Search the data for the word "Administrador". Reproduce every line where it is found.
* begin Material shown *
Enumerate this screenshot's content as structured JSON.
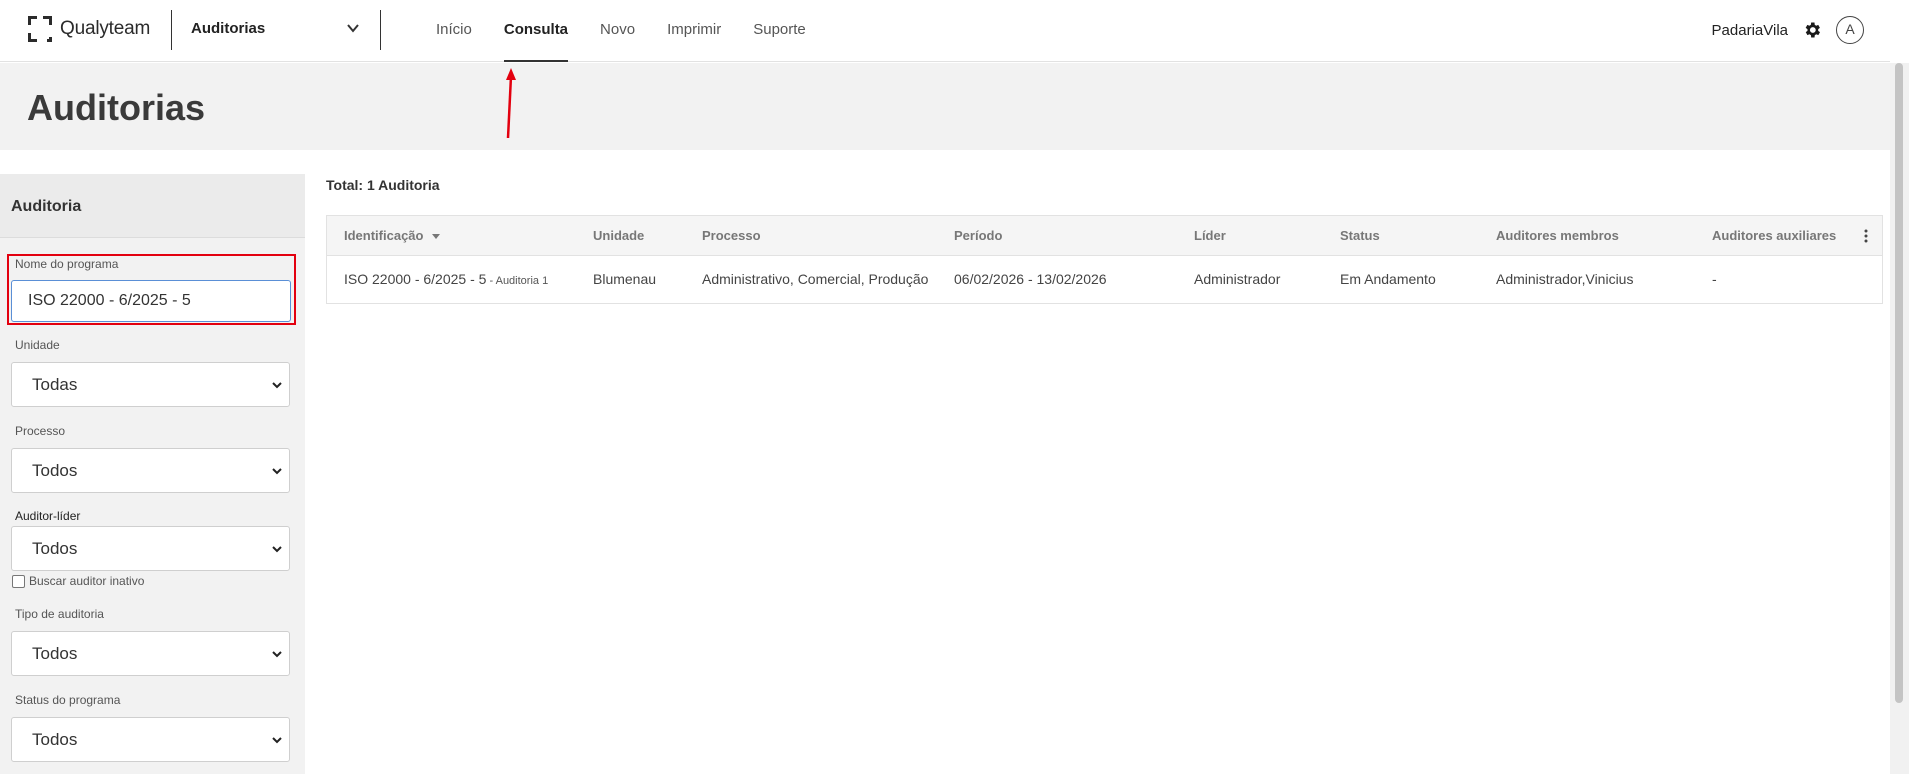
{
  "app": {
    "brand": "Qualyteam",
    "module": "Auditorias"
  },
  "nav": {
    "items": [
      {
        "label": "Início",
        "active": false
      },
      {
        "label": "Consulta",
        "active": true
      },
      {
        "label": "Novo",
        "active": false
      },
      {
        "label": "Imprimir",
        "active": false
      },
      {
        "label": "Suporte",
        "active": false
      }
    ]
  },
  "user": {
    "company": "PadariaVila",
    "avatar_letter": "A"
  },
  "page": {
    "title": "Auditorias"
  },
  "filters": {
    "header": "Auditoria",
    "program_name": {
      "label": "Nome do programa",
      "value": "ISO 22000 - 6/2025 - 5"
    },
    "unit": {
      "label": "Unidade",
      "value": "Todas"
    },
    "process": {
      "label": "Processo",
      "value": "Todos"
    },
    "lead_auditor": {
      "label": "Auditor-líder",
      "value": "Todos"
    },
    "inactive_checkbox": {
      "label": "Buscar auditor inativo",
      "checked": false
    },
    "audit_type": {
      "label": "Tipo de auditoria",
      "value": "Todos"
    },
    "program_status": {
      "label": "Status do programa",
      "value": "Todos"
    }
  },
  "results": {
    "total": "Total: 1 Auditoria",
    "columns": [
      "Identificação",
      "Unidade",
      "Processo",
      "Período",
      "Líder",
      "Status",
      "Auditores membros",
      "Auditores auxiliares"
    ],
    "rows": [
      {
        "identification": "ISO 22000 - 6/2025 - 5",
        "identification_suffix": " - Auditoria 1",
        "unit": "Blumenau",
        "process": "Administrativo, Comercial, Produção",
        "period": "06/02/2026 - 13/02/2026",
        "leader": "Administrador",
        "status": "Em Andamento",
        "members": "Administrador,Vinicius",
        "auxiliaries": "-"
      }
    ]
  },
  "colors": {
    "highlight": "#e3000f",
    "input_focus": "#5a8fd6",
    "header_bg": "#f2f2f2"
  }
}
* end Material shown *
## Exercise solution:
        "leader": "Administrador",
        "members": "Administrador,Vinicius",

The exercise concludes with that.